[STATED TASK]: Only the number is wanted: tally the lines below that contain the word "this".
## Begin PROVIDED DATA
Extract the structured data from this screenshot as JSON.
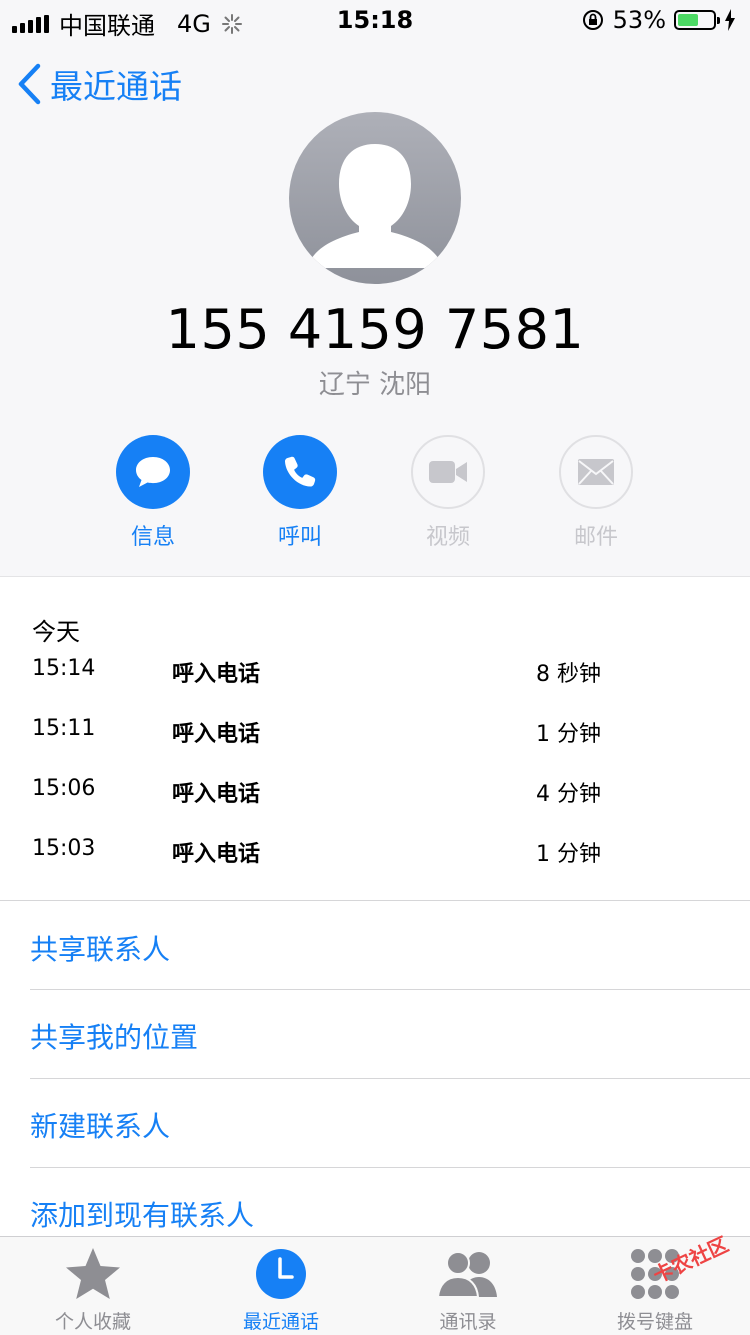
{
  "status_bar": {
    "carrier": "中国联通",
    "network": "4G",
    "time": "15:18",
    "battery": "53%"
  },
  "nav": {
    "back_label": "最近通话"
  },
  "contact": {
    "number": "155 4159 7581",
    "location": "辽宁 沈阳"
  },
  "actions": [
    {
      "label": "信息",
      "enabled": true
    },
    {
      "label": "呼叫",
      "enabled": true
    },
    {
      "label": "视频",
      "enabled": false
    },
    {
      "label": "邮件",
      "enabled": false
    }
  ],
  "history": {
    "day": "今天",
    "calls": [
      {
        "time": "15:14",
        "type": "呼入电话",
        "duration": "8 秒钟"
      },
      {
        "time": "15:11",
        "type": "呼入电话",
        "duration": "1 分钟"
      },
      {
        "time": "15:06",
        "type": "呼入电话",
        "duration": "4 分钟"
      },
      {
        "time": "15:03",
        "type": "呼入电话",
        "duration": "1 分钟"
      }
    ]
  },
  "options": [
    "共享联系人",
    "共享我的位置",
    "新建联系人",
    "添加到现有联系人"
  ],
  "tabbar": {
    "items": [
      "个人收藏",
      "最近通话",
      "通讯录",
      "拨号键盘"
    ],
    "active": "最近通话"
  },
  "watermark": "卡农社区",
  "colors": {
    "accent": "#1680f5",
    "battery_green": "#4cd964",
    "inactive": "#8e8e93"
  }
}
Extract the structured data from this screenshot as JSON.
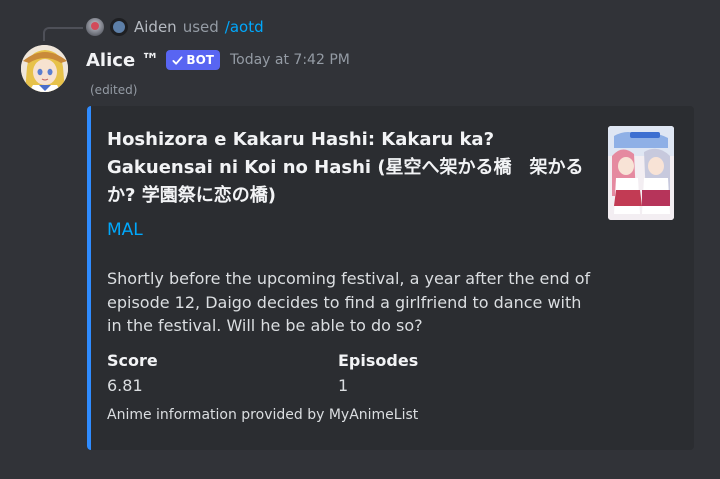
{
  "reply": {
    "user": "Aiden",
    "used_text": "used",
    "command": "/aotd",
    "icons": [
      "user-mini-avatar",
      "slash-command-icon"
    ]
  },
  "message": {
    "author": "Alice ™",
    "bot_tag": "BOT",
    "bot_check_icon": "checkmark-icon",
    "timestamp": "Today at 7:42 PM",
    "edited": "(edited)"
  },
  "embed": {
    "accent_color": "#2f8cff",
    "title": "Hoshizora e Kakaru Hashi: Kakaru ka? Gakuensai ni Koi no Hashi (星空へ架かる橋　架かるか? 学園祭に恋の橋)",
    "link_label": "MAL",
    "description": "Shortly before the upcoming festival, a year after the end of episode 12, Daigo decides to find a girlfriend to dance with in the festival. Will he be able to do so?",
    "fields": [
      {
        "name": "Score",
        "value": "6.81"
      },
      {
        "name": "Episodes",
        "value": "1"
      }
    ],
    "footer": "Anime information provided by MyAnimeList",
    "thumbnail_icon": "anime-cover-thumbnail"
  },
  "colors": {
    "background": "#313338",
    "embed_background": "#2b2d31",
    "link": "#00a8fc",
    "bot_tag": "#5865f2"
  }
}
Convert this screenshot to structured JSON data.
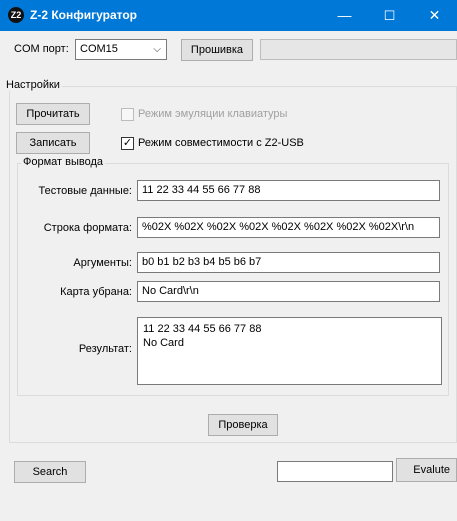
{
  "window": {
    "icon_text": "Z2",
    "title": "Z-2  Конфигуратор",
    "controls": {
      "minimize": "—",
      "maximize": "☐",
      "close": "✕"
    }
  },
  "top": {
    "com_label": "COM порт:",
    "com_value": "COM15",
    "firmware_button": "Прошивка"
  },
  "settings": {
    "title": "Настройки",
    "read_button": "Прочитать",
    "write_button": "Записать",
    "keyboard_emulation": {
      "label": "Режим эмуляции клавиатуры",
      "checked": false,
      "enabled": false
    },
    "z2usb_compat": {
      "label": "Режим совместимости с Z2-USB",
      "checked": true,
      "enabled": true
    }
  },
  "output_format": {
    "title": "Формат вывода",
    "test_data_label": "Тестовые данные:",
    "test_data_value": "11 22 33 44 55 66 77 88",
    "format_string_label": "Строка формата:",
    "format_string_value": "%02X %02X %02X %02X %02X %02X %02X %02X\\r\\n",
    "args_label": "Аргументы:",
    "args_value": "b0 b1 b2 b3 b4 b5 b6 b7",
    "card_removed_label": "Карта убрана:",
    "card_removed_value": "No Card\\r\\n",
    "result_label": "Результат:",
    "result_line1": "11 22 33 44 55 66 77 88",
    "result_line2": "No Card",
    "check_button": "Проверка"
  },
  "bottom": {
    "search_button": "Search",
    "evaluate_input_value": "",
    "evaluate_button": "Evalute"
  }
}
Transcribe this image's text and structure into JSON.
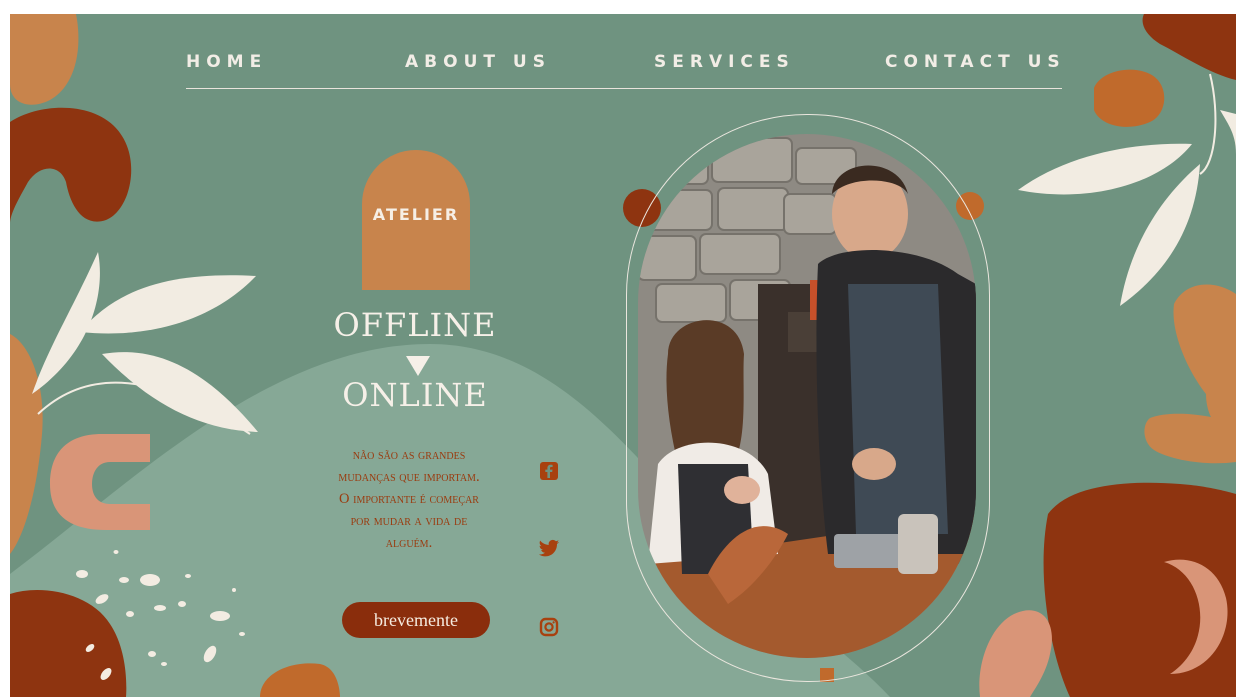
{
  "nav": {
    "items": [
      {
        "label": "HOME"
      },
      {
        "label": "ABOUT US"
      },
      {
        "label": "SERVICES"
      },
      {
        "label": "CONTACT US"
      }
    ]
  },
  "hero": {
    "badge": "ATELIER",
    "headline_top": "OFFLINE",
    "headline_bottom": "ONLINE",
    "quote_lines": [
      "não são as grandes",
      "mudanças que importam.",
      "O importante é começar",
      "por mudar a vida de",
      "alguém."
    ],
    "cta_label": "brevemente"
  },
  "social": [
    {
      "name": "facebook-icon",
      "glyph": "f"
    },
    {
      "name": "twitter-icon",
      "glyph": "🐦"
    },
    {
      "name": "instagram-icon",
      "glyph": "◎"
    }
  ],
  "colors": {
    "background": "#6f9380",
    "rust": "#8a2d0c",
    "terracotta": "#c8844c",
    "blush": "#dc9b7a",
    "cream": "#f6f0e8"
  }
}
## End PROVIDED DATA
[EXERCISE ANSWER]: 4